**Written exercise**
In the entries below, find the lines with the word "tally" and copy them.

**Supplied information**
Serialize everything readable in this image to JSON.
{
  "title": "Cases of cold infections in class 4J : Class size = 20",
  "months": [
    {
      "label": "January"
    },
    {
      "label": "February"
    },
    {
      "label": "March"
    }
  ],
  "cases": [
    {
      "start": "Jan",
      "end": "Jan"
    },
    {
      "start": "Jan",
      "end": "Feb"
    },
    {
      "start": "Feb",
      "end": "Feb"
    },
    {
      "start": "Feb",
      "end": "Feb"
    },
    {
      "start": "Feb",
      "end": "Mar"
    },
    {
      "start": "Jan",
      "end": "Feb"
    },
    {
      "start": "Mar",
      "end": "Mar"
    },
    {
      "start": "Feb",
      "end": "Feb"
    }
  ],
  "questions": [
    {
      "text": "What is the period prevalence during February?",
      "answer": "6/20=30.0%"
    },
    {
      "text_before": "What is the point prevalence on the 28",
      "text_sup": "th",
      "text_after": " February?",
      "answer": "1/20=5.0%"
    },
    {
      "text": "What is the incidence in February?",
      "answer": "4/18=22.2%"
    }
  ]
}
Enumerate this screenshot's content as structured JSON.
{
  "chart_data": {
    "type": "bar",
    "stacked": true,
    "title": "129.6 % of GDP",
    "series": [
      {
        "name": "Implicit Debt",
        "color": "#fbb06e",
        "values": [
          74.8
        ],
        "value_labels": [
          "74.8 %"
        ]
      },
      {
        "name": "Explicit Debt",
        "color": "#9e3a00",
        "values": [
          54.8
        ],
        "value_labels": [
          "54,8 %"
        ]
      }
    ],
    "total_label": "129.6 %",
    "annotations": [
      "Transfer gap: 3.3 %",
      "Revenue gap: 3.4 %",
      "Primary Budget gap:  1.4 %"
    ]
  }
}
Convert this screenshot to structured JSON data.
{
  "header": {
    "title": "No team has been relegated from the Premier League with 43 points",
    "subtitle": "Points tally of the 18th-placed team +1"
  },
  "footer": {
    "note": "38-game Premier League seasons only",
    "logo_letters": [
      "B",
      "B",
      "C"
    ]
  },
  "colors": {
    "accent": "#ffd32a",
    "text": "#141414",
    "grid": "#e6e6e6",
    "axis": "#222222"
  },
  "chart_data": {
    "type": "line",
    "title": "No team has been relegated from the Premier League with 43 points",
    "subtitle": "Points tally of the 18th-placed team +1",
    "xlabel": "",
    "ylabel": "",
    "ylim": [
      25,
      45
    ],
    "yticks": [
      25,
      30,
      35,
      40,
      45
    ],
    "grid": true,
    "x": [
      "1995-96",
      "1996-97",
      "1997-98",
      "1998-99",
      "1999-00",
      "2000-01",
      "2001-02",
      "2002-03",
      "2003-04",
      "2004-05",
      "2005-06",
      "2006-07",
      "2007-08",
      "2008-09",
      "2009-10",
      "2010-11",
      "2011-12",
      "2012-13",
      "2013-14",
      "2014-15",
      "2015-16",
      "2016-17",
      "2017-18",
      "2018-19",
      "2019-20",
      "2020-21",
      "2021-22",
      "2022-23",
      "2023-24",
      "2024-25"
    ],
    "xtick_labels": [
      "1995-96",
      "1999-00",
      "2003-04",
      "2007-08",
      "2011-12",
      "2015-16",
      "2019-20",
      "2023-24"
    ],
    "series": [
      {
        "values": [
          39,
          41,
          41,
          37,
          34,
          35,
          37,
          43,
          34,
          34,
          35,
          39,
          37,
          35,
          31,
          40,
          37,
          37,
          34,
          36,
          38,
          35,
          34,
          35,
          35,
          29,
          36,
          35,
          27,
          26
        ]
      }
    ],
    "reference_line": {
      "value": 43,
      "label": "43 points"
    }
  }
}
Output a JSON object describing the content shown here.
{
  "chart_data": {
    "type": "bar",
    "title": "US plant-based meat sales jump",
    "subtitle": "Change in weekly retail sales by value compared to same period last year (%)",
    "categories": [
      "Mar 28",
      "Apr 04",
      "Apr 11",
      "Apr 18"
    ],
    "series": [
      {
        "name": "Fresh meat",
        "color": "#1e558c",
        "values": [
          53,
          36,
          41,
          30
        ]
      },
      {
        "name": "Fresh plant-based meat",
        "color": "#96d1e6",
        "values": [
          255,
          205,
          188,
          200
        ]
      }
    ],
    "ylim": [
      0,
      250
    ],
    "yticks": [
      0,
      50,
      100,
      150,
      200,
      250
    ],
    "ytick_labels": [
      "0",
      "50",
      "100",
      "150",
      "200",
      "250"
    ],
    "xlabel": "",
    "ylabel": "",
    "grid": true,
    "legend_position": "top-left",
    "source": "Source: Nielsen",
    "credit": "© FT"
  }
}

**Completed task**
    "subtitle": "Points tally of the 18th-placed team +1"
    "subtitle": "Points tally of the 18th-placed team +1",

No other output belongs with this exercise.